Dataset items:
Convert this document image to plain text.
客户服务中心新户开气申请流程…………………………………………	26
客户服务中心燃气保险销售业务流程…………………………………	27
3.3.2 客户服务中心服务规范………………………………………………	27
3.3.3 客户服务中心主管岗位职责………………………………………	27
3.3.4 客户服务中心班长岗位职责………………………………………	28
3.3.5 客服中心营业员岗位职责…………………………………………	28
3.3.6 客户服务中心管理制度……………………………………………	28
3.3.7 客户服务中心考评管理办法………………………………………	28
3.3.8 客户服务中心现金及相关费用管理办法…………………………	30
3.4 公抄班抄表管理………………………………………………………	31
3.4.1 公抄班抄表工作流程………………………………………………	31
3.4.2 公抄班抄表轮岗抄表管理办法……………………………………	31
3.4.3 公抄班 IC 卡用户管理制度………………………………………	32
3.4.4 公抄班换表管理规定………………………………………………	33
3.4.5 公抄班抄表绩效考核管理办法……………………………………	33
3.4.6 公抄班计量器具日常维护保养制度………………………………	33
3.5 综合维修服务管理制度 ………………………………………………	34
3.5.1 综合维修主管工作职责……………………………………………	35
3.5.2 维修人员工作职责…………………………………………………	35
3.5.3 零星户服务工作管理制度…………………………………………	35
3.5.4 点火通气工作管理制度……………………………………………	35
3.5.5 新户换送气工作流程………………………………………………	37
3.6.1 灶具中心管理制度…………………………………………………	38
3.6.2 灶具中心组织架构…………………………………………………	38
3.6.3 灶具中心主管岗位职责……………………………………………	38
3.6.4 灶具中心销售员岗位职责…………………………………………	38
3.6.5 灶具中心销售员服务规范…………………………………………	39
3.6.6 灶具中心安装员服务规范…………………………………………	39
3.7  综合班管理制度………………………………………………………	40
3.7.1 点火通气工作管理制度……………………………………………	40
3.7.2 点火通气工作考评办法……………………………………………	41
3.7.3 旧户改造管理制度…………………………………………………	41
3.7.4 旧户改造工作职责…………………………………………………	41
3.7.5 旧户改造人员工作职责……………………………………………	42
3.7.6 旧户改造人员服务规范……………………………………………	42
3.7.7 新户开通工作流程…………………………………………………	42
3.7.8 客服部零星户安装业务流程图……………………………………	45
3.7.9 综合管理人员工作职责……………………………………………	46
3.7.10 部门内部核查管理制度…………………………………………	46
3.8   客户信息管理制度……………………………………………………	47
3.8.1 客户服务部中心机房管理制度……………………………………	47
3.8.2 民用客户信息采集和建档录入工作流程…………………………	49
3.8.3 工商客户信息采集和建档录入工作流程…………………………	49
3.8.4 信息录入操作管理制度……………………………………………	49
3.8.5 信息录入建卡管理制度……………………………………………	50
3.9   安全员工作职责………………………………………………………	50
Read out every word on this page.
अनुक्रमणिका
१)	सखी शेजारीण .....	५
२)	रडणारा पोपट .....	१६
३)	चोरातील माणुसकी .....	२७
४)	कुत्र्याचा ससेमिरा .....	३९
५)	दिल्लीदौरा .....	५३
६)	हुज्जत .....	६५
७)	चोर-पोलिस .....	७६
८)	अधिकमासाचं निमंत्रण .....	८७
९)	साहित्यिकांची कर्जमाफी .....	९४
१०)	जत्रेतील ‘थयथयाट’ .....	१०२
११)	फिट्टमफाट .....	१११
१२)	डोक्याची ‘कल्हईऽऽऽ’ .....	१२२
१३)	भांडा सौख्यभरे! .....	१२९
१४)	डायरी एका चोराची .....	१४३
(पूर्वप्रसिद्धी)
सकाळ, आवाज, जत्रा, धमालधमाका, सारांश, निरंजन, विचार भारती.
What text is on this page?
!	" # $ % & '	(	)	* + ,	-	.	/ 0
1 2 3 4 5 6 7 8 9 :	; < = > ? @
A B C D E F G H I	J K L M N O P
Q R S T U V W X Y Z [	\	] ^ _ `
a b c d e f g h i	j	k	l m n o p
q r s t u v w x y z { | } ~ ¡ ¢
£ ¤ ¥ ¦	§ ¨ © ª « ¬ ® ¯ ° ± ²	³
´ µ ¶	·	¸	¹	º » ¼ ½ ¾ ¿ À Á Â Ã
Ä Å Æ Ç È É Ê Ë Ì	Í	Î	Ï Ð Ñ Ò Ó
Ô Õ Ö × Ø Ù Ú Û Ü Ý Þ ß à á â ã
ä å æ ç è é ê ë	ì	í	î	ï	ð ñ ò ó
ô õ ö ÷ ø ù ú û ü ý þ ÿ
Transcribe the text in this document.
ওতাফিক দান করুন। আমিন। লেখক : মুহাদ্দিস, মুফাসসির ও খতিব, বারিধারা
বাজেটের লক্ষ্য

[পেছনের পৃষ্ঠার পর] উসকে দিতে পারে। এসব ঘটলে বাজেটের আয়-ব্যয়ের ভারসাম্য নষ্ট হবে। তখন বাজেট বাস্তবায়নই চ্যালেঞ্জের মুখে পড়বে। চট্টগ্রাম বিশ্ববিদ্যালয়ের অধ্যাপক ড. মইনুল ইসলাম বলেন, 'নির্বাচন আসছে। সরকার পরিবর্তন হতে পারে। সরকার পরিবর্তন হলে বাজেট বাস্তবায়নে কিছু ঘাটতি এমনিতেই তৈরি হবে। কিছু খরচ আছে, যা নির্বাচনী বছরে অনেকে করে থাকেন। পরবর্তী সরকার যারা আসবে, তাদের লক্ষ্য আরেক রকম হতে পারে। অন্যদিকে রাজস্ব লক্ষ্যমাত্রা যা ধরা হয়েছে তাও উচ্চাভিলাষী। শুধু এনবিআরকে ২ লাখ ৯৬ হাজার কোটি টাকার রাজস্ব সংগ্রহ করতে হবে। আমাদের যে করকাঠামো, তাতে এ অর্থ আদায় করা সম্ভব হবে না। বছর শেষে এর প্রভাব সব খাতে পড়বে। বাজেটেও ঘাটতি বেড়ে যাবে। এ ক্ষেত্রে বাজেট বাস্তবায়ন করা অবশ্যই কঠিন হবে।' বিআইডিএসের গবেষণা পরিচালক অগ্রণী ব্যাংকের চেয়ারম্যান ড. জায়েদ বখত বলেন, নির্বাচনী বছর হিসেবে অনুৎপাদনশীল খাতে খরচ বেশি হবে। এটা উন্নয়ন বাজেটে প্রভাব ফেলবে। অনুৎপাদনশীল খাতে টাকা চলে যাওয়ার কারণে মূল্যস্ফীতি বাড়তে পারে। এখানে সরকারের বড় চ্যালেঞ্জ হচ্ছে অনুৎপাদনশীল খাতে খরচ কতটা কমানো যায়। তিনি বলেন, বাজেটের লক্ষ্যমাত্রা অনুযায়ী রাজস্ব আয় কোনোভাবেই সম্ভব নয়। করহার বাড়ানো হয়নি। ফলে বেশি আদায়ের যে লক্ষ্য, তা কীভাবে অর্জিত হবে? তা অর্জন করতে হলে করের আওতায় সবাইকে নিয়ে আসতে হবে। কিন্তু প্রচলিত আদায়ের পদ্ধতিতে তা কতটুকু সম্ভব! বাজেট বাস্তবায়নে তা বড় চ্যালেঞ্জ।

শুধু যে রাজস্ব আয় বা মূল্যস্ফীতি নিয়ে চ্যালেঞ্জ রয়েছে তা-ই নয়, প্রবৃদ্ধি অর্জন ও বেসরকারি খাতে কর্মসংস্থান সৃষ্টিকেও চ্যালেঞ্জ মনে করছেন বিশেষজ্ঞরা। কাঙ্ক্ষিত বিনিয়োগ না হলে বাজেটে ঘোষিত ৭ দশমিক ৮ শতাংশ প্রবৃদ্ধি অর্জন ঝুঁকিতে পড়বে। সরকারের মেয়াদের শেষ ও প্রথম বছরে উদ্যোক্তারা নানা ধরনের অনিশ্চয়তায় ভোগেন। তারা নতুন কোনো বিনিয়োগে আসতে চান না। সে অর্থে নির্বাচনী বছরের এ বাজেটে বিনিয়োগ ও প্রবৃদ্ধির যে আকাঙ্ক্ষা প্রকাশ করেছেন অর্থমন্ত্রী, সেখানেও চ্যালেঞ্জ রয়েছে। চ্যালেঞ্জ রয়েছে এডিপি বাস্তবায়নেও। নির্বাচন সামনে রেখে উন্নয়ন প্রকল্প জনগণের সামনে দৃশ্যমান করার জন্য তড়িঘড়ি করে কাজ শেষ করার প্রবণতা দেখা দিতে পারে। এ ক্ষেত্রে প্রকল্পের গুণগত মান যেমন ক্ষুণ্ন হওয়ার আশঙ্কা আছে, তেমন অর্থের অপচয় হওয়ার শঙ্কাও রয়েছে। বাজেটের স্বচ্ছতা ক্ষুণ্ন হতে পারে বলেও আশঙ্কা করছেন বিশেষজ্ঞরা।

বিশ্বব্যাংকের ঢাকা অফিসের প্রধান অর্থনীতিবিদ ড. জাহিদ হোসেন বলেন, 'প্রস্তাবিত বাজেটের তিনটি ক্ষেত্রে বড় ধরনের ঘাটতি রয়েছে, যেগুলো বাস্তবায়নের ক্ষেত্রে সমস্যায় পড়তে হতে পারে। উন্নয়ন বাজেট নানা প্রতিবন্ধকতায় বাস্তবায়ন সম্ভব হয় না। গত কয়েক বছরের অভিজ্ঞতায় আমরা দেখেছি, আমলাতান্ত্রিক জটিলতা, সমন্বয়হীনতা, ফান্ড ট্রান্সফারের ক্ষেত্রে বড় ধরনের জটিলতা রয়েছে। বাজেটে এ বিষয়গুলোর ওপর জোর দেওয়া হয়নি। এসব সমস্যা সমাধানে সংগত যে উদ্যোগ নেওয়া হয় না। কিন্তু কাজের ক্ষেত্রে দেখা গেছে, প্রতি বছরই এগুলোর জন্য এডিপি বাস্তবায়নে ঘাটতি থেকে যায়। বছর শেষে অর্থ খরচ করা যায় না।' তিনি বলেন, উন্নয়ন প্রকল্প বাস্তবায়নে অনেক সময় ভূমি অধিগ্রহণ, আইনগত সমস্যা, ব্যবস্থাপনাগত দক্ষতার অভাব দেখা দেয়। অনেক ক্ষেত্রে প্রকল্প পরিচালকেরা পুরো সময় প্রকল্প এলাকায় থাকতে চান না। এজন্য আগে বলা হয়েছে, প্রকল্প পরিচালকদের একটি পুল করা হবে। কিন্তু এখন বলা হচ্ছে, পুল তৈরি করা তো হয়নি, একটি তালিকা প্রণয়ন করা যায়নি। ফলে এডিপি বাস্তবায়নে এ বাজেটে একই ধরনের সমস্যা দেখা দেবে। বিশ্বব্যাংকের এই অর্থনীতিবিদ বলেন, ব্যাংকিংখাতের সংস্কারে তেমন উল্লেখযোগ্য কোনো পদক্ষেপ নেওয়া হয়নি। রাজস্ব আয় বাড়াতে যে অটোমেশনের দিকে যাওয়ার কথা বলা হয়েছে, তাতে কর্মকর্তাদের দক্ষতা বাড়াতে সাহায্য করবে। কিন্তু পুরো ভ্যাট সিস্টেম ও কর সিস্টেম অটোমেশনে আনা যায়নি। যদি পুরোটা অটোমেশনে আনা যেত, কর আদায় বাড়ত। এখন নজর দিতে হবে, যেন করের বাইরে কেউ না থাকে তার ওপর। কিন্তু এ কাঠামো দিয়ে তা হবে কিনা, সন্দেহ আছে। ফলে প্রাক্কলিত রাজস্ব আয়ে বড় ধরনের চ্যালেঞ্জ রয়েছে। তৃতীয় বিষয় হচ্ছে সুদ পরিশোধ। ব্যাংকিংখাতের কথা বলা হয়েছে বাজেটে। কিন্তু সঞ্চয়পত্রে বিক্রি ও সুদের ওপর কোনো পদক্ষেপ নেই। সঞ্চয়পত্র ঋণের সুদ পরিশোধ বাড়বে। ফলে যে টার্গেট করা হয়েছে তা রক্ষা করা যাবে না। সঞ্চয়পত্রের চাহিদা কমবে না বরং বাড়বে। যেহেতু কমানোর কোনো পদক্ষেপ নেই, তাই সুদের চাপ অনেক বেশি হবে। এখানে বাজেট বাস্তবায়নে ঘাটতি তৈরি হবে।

» **TO BE DONE**: From the records, copy every line that has the string "this" in it.

» **THE REPLY**:
Convert this document image to plain text.
Read out every word on this page.
What text is on this page?
Transcribe the text in this document.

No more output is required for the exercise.